* **TASK PROMPT**
Could you print all the entries exactly?

====================

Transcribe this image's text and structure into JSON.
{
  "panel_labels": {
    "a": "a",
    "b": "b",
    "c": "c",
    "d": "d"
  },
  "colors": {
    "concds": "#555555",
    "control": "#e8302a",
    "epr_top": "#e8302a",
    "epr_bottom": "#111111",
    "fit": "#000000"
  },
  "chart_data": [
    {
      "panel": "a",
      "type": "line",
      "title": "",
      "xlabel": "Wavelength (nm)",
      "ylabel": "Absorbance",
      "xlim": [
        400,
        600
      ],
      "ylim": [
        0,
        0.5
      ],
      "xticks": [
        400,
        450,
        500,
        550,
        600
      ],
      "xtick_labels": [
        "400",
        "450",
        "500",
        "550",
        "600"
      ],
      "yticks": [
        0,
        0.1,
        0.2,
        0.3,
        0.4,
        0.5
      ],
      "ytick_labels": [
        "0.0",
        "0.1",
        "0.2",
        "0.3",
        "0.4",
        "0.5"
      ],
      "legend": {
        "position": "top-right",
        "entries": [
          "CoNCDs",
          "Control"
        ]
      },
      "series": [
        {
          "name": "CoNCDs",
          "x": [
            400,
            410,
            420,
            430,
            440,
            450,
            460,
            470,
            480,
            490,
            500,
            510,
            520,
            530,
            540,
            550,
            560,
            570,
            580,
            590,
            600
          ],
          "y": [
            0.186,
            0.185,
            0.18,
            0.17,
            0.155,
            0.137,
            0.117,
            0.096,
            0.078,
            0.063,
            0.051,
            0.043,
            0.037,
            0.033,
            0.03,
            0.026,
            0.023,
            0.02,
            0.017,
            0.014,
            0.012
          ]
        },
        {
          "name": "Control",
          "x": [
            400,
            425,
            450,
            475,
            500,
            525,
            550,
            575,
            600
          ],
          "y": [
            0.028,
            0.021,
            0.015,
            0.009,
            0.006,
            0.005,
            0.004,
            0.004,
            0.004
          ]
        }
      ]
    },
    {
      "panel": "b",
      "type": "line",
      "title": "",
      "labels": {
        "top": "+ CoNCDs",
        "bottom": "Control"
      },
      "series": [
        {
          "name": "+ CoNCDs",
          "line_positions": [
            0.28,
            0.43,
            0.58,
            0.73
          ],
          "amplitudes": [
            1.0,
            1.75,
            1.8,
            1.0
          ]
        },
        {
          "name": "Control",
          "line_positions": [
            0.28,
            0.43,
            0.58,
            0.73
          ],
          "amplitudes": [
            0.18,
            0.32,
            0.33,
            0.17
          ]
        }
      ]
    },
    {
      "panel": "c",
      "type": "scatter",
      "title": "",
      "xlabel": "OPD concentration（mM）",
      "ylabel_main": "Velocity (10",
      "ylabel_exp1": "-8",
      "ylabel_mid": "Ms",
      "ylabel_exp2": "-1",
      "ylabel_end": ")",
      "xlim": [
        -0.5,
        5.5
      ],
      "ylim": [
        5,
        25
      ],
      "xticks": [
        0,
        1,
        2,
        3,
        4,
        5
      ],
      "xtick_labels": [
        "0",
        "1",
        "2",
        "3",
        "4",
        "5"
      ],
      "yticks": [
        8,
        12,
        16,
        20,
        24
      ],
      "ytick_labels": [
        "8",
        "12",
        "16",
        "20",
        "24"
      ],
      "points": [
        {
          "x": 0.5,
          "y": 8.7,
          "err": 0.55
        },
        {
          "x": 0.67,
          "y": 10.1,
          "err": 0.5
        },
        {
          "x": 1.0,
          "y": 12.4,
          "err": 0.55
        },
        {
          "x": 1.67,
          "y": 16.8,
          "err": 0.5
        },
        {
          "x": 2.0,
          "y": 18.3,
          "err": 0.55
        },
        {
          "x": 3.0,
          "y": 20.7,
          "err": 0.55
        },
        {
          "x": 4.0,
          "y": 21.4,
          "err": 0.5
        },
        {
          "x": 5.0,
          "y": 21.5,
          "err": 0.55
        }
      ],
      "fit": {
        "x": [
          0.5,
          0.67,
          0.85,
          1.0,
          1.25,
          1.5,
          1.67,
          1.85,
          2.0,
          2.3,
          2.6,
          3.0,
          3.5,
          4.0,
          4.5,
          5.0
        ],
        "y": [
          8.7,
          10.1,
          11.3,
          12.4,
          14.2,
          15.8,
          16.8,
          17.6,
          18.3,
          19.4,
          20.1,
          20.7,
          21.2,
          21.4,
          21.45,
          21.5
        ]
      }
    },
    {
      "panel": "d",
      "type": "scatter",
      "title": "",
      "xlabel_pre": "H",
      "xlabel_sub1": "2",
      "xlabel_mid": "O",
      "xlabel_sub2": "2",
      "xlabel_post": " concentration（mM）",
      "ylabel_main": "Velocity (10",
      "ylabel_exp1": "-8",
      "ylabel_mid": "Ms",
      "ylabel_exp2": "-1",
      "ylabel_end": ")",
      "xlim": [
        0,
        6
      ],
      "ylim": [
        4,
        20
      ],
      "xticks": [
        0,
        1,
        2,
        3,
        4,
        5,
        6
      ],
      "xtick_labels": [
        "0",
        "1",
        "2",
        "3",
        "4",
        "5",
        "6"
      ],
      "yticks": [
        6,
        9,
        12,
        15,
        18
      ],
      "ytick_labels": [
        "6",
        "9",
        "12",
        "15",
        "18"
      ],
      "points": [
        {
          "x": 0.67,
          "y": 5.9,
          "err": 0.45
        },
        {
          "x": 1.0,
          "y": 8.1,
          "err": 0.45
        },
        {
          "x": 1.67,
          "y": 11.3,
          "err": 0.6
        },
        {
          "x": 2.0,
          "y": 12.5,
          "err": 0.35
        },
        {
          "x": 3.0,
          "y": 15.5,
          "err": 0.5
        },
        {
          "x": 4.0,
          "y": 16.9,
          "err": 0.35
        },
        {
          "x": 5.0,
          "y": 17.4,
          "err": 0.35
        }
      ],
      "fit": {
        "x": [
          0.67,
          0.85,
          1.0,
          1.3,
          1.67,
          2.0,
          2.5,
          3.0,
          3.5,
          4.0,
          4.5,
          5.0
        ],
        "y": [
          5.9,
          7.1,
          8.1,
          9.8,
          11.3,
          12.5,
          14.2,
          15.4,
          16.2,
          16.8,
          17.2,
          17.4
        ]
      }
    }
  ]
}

====================

* **SOLUTION TO THIS PROBLEM**
Transcribe this image's text and structure into JSON.
{
  "panel_labels": {
    "a": "a",
    "b": "b",
    "c": "c",
    "d": "d"
  },
  "colors": {
    "concds": "#555555",
    "control": "#e8302a",
    "epr_top": "#e8302a",
    "epr_bottom": "#111111",
    "fit": "#000000"
  },
  "chart_data": [
    {
      "panel": "a",
      "type": "line",
      "title": "",
      "xlabel": "Wavelength (nm)",
      "ylabel": "Absorbance",
      "xlim": [
        400,
        600
      ],
      "ylim": [
        0,
        0.5
      ],
      "xticks": [
        400,
        450,
        500,
        550,
        600
      ],
      "xtick_labels": [
        "400",
        "450",
        "500",
        "550",
        "600"
      ],
      "yticks": [
        0,
        0.1,
        0.2,
        0.3,
        0.4,
        0.5
      ],
      "ytick_labels": [
        "0.0",
        "0.1",
        "0.2",
        "0.3",
        "0.4",
        "0.5"
      ],
      "legend": {
        "position": "top-right",
        "entries": [
          "CoNCDs",
          "Control"
        ]
      },
      "series": [
        {
          "name": "CoNCDs",
          "x": [
            400,
            410,
            420,
            430,
            440,
            450,
            460,
            470,
            480,
            490,
            500,
            510,
            520,
            530,
            540,
            550,
            560,
            570,
            580,
            590,
            600
          ],
          "y": [
            0.186,
            0.185,
            0.18,
            0.17,
            0.155,
            0.137,
            0.117,
            0.096,
            0.078,
            0.063,
            0.051,
            0.043,
            0.037,
            0.033,
            0.03,
            0.026,
            0.023,
            0.02,
            0.017,
            0.014,
            0.012
          ]
        },
        {
          "name": "Control",
          "x": [
            400,
            425,
            450,
            475,
            500,
            525,
            550,
            575,
            600
          ],
          "y": [
            0.028,
            0.021,
            0.015,
            0.009,
            0.006,
            0.005,
            0.004,
            0.004,
            0.004
          ]
        }
      ]
    },
    {
      "panel": "b",
      "type": "line",
      "title": "",
      "labels": {
        "top": "+ CoNCDs",
        "bottom": "Control"
      },
      "series": [
        {
          "name": "+ CoNCDs",
          "line_positions": [
            0.28,
            0.43,
            0.58,
            0.73
          ],
          "amplitudes": [
            1.0,
            1.75,
            1.8,
            1.0
          ]
        },
        {
          "name": "Control",
          "line_positions": [
            0.28,
            0.43,
            0.58,
            0.73
          ],
          "amplitudes": [
            0.18,
            0.32,
            0.33,
            0.17
          ]
        }
      ]
    },
    {
      "panel": "c",
      "type": "scatter",
      "title": "",
      "xlabel": "OPD concentration（mM）",
      "ylabel_main": "Velocity (10",
      "ylabel_exp1": "-8",
      "ylabel_mid": "Ms",
      "ylabel_exp2": "-1",
      "ylabel_end": ")",
      "xlim": [
        -0.5,
        5.5
      ],
      "ylim": [
        5,
        25
      ],
      "xticks": [
        0,
        1,
        2,
        3,
        4,
        5
      ],
      "xtick_labels": [
        "0",
        "1",
        "2",
        "3",
        "4",
        "5"
      ],
      "yticks": [
        8,
        12,
        16,
        20,
        24
      ],
      "ytick_labels": [
        "8",
        "12",
        "16",
        "20",
        "24"
      ],
      "points": [
        {
          "x": 0.5,
          "y": 8.7,
          "err": 0.55
        },
        {
          "x": 0.67,
          "y": 10.1,
          "err": 0.5
        },
        {
          "x": 1.0,
          "y": 12.4,
          "err": 0.55
        },
        {
          "x": 1.67,
          "y": 16.8,
          "err": 0.5
        },
        {
          "x": 2.0,
          "y": 18.3,
          "err": 0.55
        },
        {
          "x": 3.0,
          "y": 20.7,
          "err": 0.55
        },
        {
          "x": 4.0,
          "y": 21.4,
          "err": 0.5
        },
        {
          "x": 5.0,
          "y": 21.5,
          "err": 0.55
        }
      ],
      "fit": {
        "x": [
          0.5,
          0.67,
          0.85,
          1.0,
          1.25,
          1.5,
          1.67,
          1.85,
          2.0,
          2.3,
          2.6,
          3.0,
          3.5,
          4.0,
          4.5,
          5.0
        ],
        "y": [
          8.7,
          10.1,
          11.3,
          12.4,
          14.2,
          15.8,
          16.8,
          17.6,
          18.3,
          19.4,
          20.1,
          20.7,
          21.2,
          21.4,
          21.45,
          21.5
        ]
      }
    },
    {
      "panel": "d",
      "type": "scatter",
      "title": "",
      "xlabel_pre": "H",
      "xlabel_sub1": "2",
      "xlabel_mid": "O",
      "xlabel_sub2": "2",
      "xlabel_post": " concentration（mM）",
      "ylabel_main": "Velocity (10",
      "ylabel_exp1": "-8",
      "ylabel_mid": "Ms",
      "ylabel_exp2": "-1",
      "ylabel_end": ")",
      "xlim": [
        0,
        6
      ],
      "ylim": [
        4,
        20
      ],
      "xticks": [
        0,
        1,
        2,
        3,
        4,
        5,
        6
      ],
      "xtick_labels": [
        "0",
        "1",
        "2",
        "3",
        "4",
        "5",
        "6"
      ],
      "yticks": [
        6,
        9,
        12,
        15,
        18
      ],
      "ytick_labels": [
        "6",
        "9",
        "12",
        "15",
        "18"
      ],
      "points": [
        {
          "x": 0.67,
          "y": 5.9,
          "err": 0.45
        },
        {
          "x": 1.0,
          "y": 8.1,
          "err": 0.45
        },
        {
          "x": 1.67,
          "y": 11.3,
          "err": 0.6
        },
        {
          "x": 2.0,
          "y": 12.5,
          "err": 0.35
        },
        {
          "x": 3.0,
          "y": 15.5,
          "err": 0.5
        },
        {
          "x": 4.0,
          "y": 16.9,
          "err": 0.35
        },
        {
          "x": 5.0,
          "y": 17.4,
          "err": 0.35
        }
      ],
      "fit": {
        "x": [
          0.67,
          0.85,
          1.0,
          1.3,
          1.67,
          2.0,
          2.5,
          3.0,
          3.5,
          4.0,
          4.5,
          5.0
        ],
        "y": [
          5.9,
          7.1,
          8.1,
          9.8,
          11.3,
          12.5,
          14.2,
          15.4,
          16.2,
          16.8,
          17.2,
          17.4
        ]
      }
    }
  ]
}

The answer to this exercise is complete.